Figure dataset records:

/---

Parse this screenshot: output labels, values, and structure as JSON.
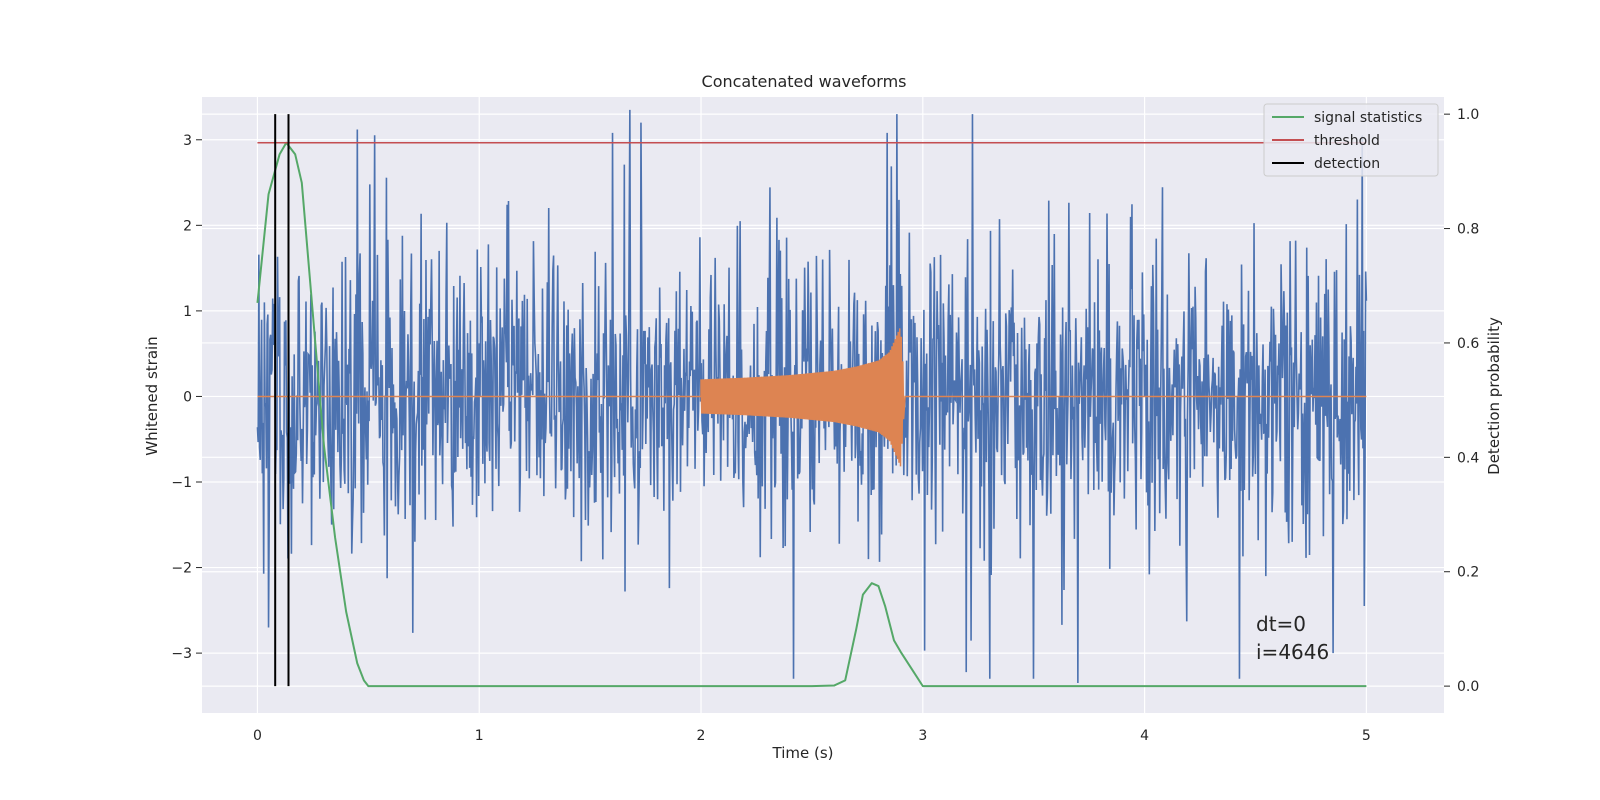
{
  "chart_data": {
    "type": "line",
    "title": "Concatenated waveforms",
    "xlabel": "Time (s)",
    "ylabel": "Whitened strain",
    "y2label": "Detection probability",
    "xlim": [
      -0.25,
      5.35
    ],
    "ylim": [
      -3.7,
      3.5
    ],
    "y2lim": [
      -0.047,
      1.03
    ],
    "x_ticks": [
      0,
      1,
      2,
      3,
      4,
      5
    ],
    "x_tick_labels": [
      "0",
      "1",
      "2",
      "3",
      "4",
      "5"
    ],
    "y_ticks": [
      -3,
      -2,
      -1,
      0,
      1,
      2,
      3
    ],
    "y_tick_labels": [
      "−3",
      "−2",
      "−1",
      "0",
      "1",
      "2",
      "3"
    ],
    "y2_ticks": [
      0.0,
      0.2,
      0.4,
      0.6,
      0.8,
      1.0
    ],
    "y2_tick_labels": [
      "0.0",
      "0.2",
      "0.4",
      "0.6",
      "0.8",
      "1.0"
    ],
    "grid": true,
    "legend_position": "top-right",
    "legend": [
      "signal statistics",
      "threshold",
      "detection"
    ],
    "colors": {
      "strain": "#4c72b0",
      "injection": "#dd8452",
      "signal": "#55a868",
      "threshold": "#c44e52",
      "detection": "#000000",
      "background": "#eaeaf2",
      "grid": "#ffffff"
    },
    "series": [
      {
        "name": "",
        "axis": "left",
        "description_color": "strain",
        "x_range": [
          0,
          5
        ],
        "envelope_typical": 1.4,
        "peaks": [
          [
            0.03,
            1.1
          ],
          [
            0.45,
            3.12
          ],
          [
            1.6,
            3.08
          ],
          [
            1.68,
            3.35
          ],
          [
            1.73,
            3.2
          ],
          [
            2.84,
            3.08
          ],
          [
            3.7,
            -3.35
          ],
          [
            4.98,
            3.05
          ],
          [
            0.05,
            -2.7
          ],
          [
            4.85,
            -3.0
          ]
        ]
      },
      {
        "name": "",
        "axis": "left",
        "description_color": "injection",
        "x": [
          0,
          2.0,
          2.2,
          2.4,
          2.6,
          2.7,
          2.8,
          2.85,
          2.9,
          2.92,
          5.0
        ],
        "amplitude": [
          0,
          0.2,
          0.22,
          0.25,
          0.3,
          0.35,
          0.42,
          0.52,
          0.82,
          0,
          0
        ]
      },
      {
        "name": "signal statistics",
        "axis": "right",
        "x": [
          0.0,
          0.05,
          0.1,
          0.13,
          0.17,
          0.2,
          0.25,
          0.3,
          0.35,
          0.4,
          0.45,
          0.48,
          0.5,
          0.55,
          1.0,
          2.0,
          2.5,
          2.6,
          2.65,
          2.7,
          2.73,
          2.77,
          2.8,
          2.83,
          2.87,
          2.9,
          2.95,
          3.0,
          3.5,
          4.0,
          4.5,
          5.0
        ],
        "y": [
          0.67,
          0.86,
          0.93,
          0.95,
          0.93,
          0.88,
          0.65,
          0.42,
          0.26,
          0.13,
          0.04,
          0.01,
          0.0,
          0.0,
          0.0,
          0.0,
          0.0,
          0.001,
          0.01,
          0.1,
          0.16,
          0.18,
          0.175,
          0.14,
          0.08,
          0.06,
          0.03,
          0.0,
          0.0,
          0.0,
          0.0,
          0.0
        ]
      },
      {
        "name": "threshold",
        "axis": "right",
        "x": [
          0,
          5
        ],
        "y": [
          0.95,
          0.95
        ]
      },
      {
        "name": "detection",
        "axis": "right",
        "x": [
          0.08,
          0.14
        ],
        "y": [
          0.0,
          1.0
        ]
      }
    ],
    "annotations": [
      "dt=0",
      "i=4646"
    ]
  }
}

\---

### EXERCISE TASK
Reproduce each line word for word and drop the pictures.

### RESPONSE
Parse this screenshot: output labels, values, and structure as JSON.
{
  "chart_data": {
    "type": "line",
    "title": "Concatenated waveforms",
    "xlabel": "Time (s)",
    "ylabel": "Whitened strain",
    "y2label": "Detection probability",
    "xlim": [
      -0.25,
      5.35
    ],
    "ylim": [
      -3.7,
      3.5
    ],
    "y2lim": [
      -0.047,
      1.03
    ],
    "x_ticks": [
      0,
      1,
      2,
      3,
      4,
      5
    ],
    "x_tick_labels": [
      "0",
      "1",
      "2",
      "3",
      "4",
      "5"
    ],
    "y_ticks": [
      -3,
      -2,
      -1,
      0,
      1,
      2,
      3
    ],
    "y_tick_labels": [
      "−3",
      "−2",
      "−1",
      "0",
      "1",
      "2",
      "3"
    ],
    "y2_ticks": [
      0.0,
      0.2,
      0.4,
      0.6,
      0.8,
      1.0
    ],
    "y2_tick_labels": [
      "0.0",
      "0.2",
      "0.4",
      "0.6",
      "0.8",
      "1.0"
    ],
    "grid": true,
    "legend_position": "top-right",
    "legend": [
      "signal statistics",
      "threshold",
      "detection"
    ],
    "colors": {
      "strain": "#4c72b0",
      "injection": "#dd8452",
      "signal": "#55a868",
      "threshold": "#c44e52",
      "detection": "#000000",
      "background": "#eaeaf2",
      "grid": "#ffffff"
    },
    "series": [
      {
        "name": "",
        "axis": "left",
        "description_color": "strain",
        "x_range": [
          0,
          5
        ],
        "envelope_typical": 1.4,
        "peaks": [
          [
            0.03,
            1.1
          ],
          [
            0.45,
            3.12
          ],
          [
            1.6,
            3.08
          ],
          [
            1.68,
            3.35
          ],
          [
            1.73,
            3.2
          ],
          [
            2.84,
            3.08
          ],
          [
            3.7,
            -3.35
          ],
          [
            4.98,
            3.05
          ],
          [
            0.05,
            -2.7
          ],
          [
            4.85,
            -3.0
          ]
        ]
      },
      {
        "name": "",
        "axis": "left",
        "description_color": "injection",
        "x": [
          0,
          2.0,
          2.2,
          2.4,
          2.6,
          2.7,
          2.8,
          2.85,
          2.9,
          2.92,
          5.0
        ],
        "amplitude": [
          0,
          0.2,
          0.22,
          0.25,
          0.3,
          0.35,
          0.42,
          0.52,
          0.82,
          0,
          0
        ]
      },
      {
        "name": "signal statistics",
        "axis": "right",
        "x": [
          0.0,
          0.05,
          0.1,
          0.13,
          0.17,
          0.2,
          0.25,
          0.3,
          0.35,
          0.4,
          0.45,
          0.48,
          0.5,
          0.55,
          1.0,
          2.0,
          2.5,
          2.6,
          2.65,
          2.7,
          2.73,
          2.77,
          2.8,
          2.83,
          2.87,
          2.9,
          2.95,
          3.0,
          3.5,
          4.0,
          4.5,
          5.0
        ],
        "y": [
          0.67,
          0.86,
          0.93,
          0.95,
          0.93,
          0.88,
          0.65,
          0.42,
          0.26,
          0.13,
          0.04,
          0.01,
          0.0,
          0.0,
          0.0,
          0.0,
          0.0,
          0.001,
          0.01,
          0.1,
          0.16,
          0.18,
          0.175,
          0.14,
          0.08,
          0.06,
          0.03,
          0.0,
          0.0,
          0.0,
          0.0,
          0.0
        ]
      },
      {
        "name": "threshold",
        "axis": "right",
        "x": [
          0,
          5
        ],
        "y": [
          0.95,
          0.95
        ]
      },
      {
        "name": "detection",
        "axis": "right",
        "x": [
          0.08,
          0.14
        ],
        "y": [
          0.0,
          1.0
        ]
      }
    ],
    "annotations": [
      "dt=0",
      "i=4646"
    ]
  }
}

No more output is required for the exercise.